[start of Information given]

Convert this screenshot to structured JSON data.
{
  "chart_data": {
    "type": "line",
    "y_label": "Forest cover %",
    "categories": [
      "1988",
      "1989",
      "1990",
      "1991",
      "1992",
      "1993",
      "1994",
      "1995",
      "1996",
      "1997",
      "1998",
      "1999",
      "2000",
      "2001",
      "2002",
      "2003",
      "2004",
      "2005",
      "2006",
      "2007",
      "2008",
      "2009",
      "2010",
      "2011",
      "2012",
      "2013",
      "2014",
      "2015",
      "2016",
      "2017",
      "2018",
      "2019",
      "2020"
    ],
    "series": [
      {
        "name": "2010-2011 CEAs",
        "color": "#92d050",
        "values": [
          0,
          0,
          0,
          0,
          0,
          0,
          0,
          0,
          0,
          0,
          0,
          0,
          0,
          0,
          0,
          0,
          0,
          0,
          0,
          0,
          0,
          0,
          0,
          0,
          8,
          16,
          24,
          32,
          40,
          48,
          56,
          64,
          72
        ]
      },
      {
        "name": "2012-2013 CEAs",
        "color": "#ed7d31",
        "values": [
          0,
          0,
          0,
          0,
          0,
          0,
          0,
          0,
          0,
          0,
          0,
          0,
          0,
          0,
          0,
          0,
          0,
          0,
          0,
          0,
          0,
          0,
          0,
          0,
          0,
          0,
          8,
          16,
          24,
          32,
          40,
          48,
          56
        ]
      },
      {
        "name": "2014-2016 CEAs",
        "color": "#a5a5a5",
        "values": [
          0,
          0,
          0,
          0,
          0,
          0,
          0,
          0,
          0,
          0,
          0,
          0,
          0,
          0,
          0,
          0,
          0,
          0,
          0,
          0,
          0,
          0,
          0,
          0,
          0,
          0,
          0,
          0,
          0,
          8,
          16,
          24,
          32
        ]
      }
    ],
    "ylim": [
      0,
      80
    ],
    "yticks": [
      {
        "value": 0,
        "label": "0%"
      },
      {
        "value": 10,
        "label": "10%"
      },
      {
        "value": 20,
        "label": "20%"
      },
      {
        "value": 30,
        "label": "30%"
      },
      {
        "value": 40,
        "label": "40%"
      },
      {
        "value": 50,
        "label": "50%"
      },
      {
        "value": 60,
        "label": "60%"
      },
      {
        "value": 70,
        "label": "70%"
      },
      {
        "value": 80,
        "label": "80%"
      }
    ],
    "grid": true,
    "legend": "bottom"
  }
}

[end of Information given]

* _Task instructions_: Transcribe each record exactly. Leave nothing out.

* _Response to the exercise_:
Convert this screenshot to structured JSON data.
{
  "chart_data": {
    "type": "line",
    "y_label": "Forest cover %",
    "categories": [
      "1988",
      "1989",
      "1990",
      "1991",
      "1992",
      "1993",
      "1994",
      "1995",
      "1996",
      "1997",
      "1998",
      "1999",
      "2000",
      "2001",
      "2002",
      "2003",
      "2004",
      "2005",
      "2006",
      "2007",
      "2008",
      "2009",
      "2010",
      "2011",
      "2012",
      "2013",
      "2014",
      "2015",
      "2016",
      "2017",
      "2018",
      "2019",
      "2020"
    ],
    "series": [
      {
        "name": "2010-2011 CEAs",
        "color": "#92d050",
        "values": [
          0,
          0,
          0,
          0,
          0,
          0,
          0,
          0,
          0,
          0,
          0,
          0,
          0,
          0,
          0,
          0,
          0,
          0,
          0,
          0,
          0,
          0,
          0,
          0,
          8,
          16,
          24,
          32,
          40,
          48,
          56,
          64,
          72
        ]
      },
      {
        "name": "2012-2013 CEAs",
        "color": "#ed7d31",
        "values": [
          0,
          0,
          0,
          0,
          0,
          0,
          0,
          0,
          0,
          0,
          0,
          0,
          0,
          0,
          0,
          0,
          0,
          0,
          0,
          0,
          0,
          0,
          0,
          0,
          0,
          0,
          8,
          16,
          24,
          32,
          40,
          48,
          56
        ]
      },
      {
        "name": "2014-2016 CEAs",
        "color": "#a5a5a5",
        "values": [
          0,
          0,
          0,
          0,
          0,
          0,
          0,
          0,
          0,
          0,
          0,
          0,
          0,
          0,
          0,
          0,
          0,
          0,
          0,
          0,
          0,
          0,
          0,
          0,
          0,
          0,
          0,
          0,
          0,
          8,
          16,
          24,
          32
        ]
      }
    ],
    "ylim": [
      0,
      80
    ],
    "yticks": [
      {
        "value": 0,
        "label": "0%"
      },
      {
        "value": 10,
        "label": "10%"
      },
      {
        "value": 20,
        "label": "20%"
      },
      {
        "value": 30,
        "label": "30%"
      },
      {
        "value": 40,
        "label": "40%"
      },
      {
        "value": 50,
        "label": "50%"
      },
      {
        "value": 60,
        "label": "60%"
      },
      {
        "value": 70,
        "label": "70%"
      },
      {
        "value": 80,
        "label": "80%"
      }
    ],
    "grid": true,
    "legend": "bottom"
  }
}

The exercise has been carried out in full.